» Task brief:
In the text on the HTLV-1 capsid protein, which residue was mutated to alanine, and what happened to the beta-hairpin as a result?

» Source extract:
○ ○ ○ ○

Structure and dynamics of capsid protein from retroviruses: NMR studies on HTLV-1 capsid protein

Human T-cell leukemia virus type 1 (HTLV-1) is an oncogenic retrovirus that exhibits specific tropism for human T cells. The N-terminal domain of the retroviral capsid (CA) protein is one of the least conserved regions encoded in the genome. Surprisingly, the three-dimensional structures of the CA from different genera exhibit alpha-helical structural features that are highly conserved. We cloned, expressed, purified, and solved the structure of a N-terminal 134 amino acid fragment (CA₁₃₄) from the human T-cell leukemia virus type 1 (HTLV-1) using high resolution nuclear magnetic resonance (NMR) spectroscopy. The CA₁₃₄ helical core is structurally similar to other retroviral CA domains and the β-hairpin is conserved with the N-terminal Pro1 residue contacting Asp 54 in the helical cluster through a salt bridge. However, although the same Asp residue defines the orientation of the hairpin in both the HTLV-1 and HIV-1 CA proteins, the HTLV-1 beta-hairpin is oriented away, rather than towards, the helical core. Significant differences were also detected in the spatial orientation and helical content of the long centrally located loop connecting the helices in the core. It has been proposed that the salt bridge allows the formation of a CA-CA interface that is important for the assembly of the conical cores that are characteristic of HIV-1. As HTLV-1 forms spherical cores, the salt-bridge feature is apparently not conserved for this function although its role in determining the orientation of the β-hairpin may be critical, along with the central loop. High resolution NMR 15N relaxation data (T₁, T_1ρ and NOE) have been used to characterize the backbone dynamics of the N-terminal domain (NTD) of CA ₁₃₄. Our results show that the β-hairpin and the cyclophilin A (CyP A) binding loop are less flexible than the counterparts in the human immunodeficiency virus type 1 (HIV-1). To verify that, we mutated residue Asp54 to Ala which completely destabilized the beta-hairpin in the HTLV-1 NTD and caused localizatized conformational and dynamic changes in the region near the mutation, as indicated by the 15N relaxation analysis and high resolution NMR.

○ ○ ○ ○

» Provided records:
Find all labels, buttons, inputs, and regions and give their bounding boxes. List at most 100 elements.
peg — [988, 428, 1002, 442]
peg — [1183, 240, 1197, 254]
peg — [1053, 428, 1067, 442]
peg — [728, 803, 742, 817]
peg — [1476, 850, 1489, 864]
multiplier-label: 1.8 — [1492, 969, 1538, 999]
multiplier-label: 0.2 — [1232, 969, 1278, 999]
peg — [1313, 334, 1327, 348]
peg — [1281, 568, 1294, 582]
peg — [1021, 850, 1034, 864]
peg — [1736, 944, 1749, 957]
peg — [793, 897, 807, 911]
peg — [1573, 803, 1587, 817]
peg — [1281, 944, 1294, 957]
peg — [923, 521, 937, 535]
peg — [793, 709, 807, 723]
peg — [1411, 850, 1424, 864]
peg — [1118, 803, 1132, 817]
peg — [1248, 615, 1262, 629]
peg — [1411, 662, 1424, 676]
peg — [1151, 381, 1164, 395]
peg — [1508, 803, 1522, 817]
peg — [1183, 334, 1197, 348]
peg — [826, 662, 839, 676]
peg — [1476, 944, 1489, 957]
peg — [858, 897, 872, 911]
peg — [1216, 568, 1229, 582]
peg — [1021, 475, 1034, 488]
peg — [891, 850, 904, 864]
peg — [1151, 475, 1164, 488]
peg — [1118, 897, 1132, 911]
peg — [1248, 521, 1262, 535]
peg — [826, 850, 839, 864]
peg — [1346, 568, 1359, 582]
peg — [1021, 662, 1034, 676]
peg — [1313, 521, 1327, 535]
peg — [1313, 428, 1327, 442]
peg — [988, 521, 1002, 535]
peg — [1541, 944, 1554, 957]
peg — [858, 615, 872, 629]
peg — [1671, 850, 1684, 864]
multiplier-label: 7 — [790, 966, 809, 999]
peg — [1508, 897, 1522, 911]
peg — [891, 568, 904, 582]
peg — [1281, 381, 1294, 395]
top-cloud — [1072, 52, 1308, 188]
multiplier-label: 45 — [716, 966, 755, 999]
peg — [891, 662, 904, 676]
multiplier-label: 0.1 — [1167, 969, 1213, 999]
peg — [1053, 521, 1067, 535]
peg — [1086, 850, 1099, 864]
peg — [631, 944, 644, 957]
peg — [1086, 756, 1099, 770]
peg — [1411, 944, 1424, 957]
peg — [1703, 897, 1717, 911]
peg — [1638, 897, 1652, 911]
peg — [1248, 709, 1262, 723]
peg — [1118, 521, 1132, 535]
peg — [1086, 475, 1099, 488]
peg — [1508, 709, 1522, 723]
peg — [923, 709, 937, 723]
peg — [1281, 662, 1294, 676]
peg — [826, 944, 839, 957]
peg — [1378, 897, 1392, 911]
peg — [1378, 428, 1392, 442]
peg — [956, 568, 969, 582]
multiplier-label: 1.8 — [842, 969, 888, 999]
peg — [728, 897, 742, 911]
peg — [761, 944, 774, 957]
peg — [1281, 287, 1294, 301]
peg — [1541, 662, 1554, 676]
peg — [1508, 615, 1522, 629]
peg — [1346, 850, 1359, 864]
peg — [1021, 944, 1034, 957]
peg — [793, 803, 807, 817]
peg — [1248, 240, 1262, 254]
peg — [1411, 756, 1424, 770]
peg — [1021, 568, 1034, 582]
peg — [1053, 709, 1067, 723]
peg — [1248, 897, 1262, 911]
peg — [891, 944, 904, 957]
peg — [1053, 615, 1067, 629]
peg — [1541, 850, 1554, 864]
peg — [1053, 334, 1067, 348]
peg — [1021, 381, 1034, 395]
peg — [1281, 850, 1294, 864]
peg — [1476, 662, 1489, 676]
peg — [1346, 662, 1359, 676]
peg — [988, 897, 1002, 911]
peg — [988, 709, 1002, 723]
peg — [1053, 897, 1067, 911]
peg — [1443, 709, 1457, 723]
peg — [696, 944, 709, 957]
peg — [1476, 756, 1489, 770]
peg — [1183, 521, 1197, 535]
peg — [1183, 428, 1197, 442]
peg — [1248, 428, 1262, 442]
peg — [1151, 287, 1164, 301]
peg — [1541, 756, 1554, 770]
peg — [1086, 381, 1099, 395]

○ ○ ○ ○

» Answer:
Asp54 was mutated to Ala, which completely destabilized the beta-hairpin in the HTLV-1 N-terminal domain.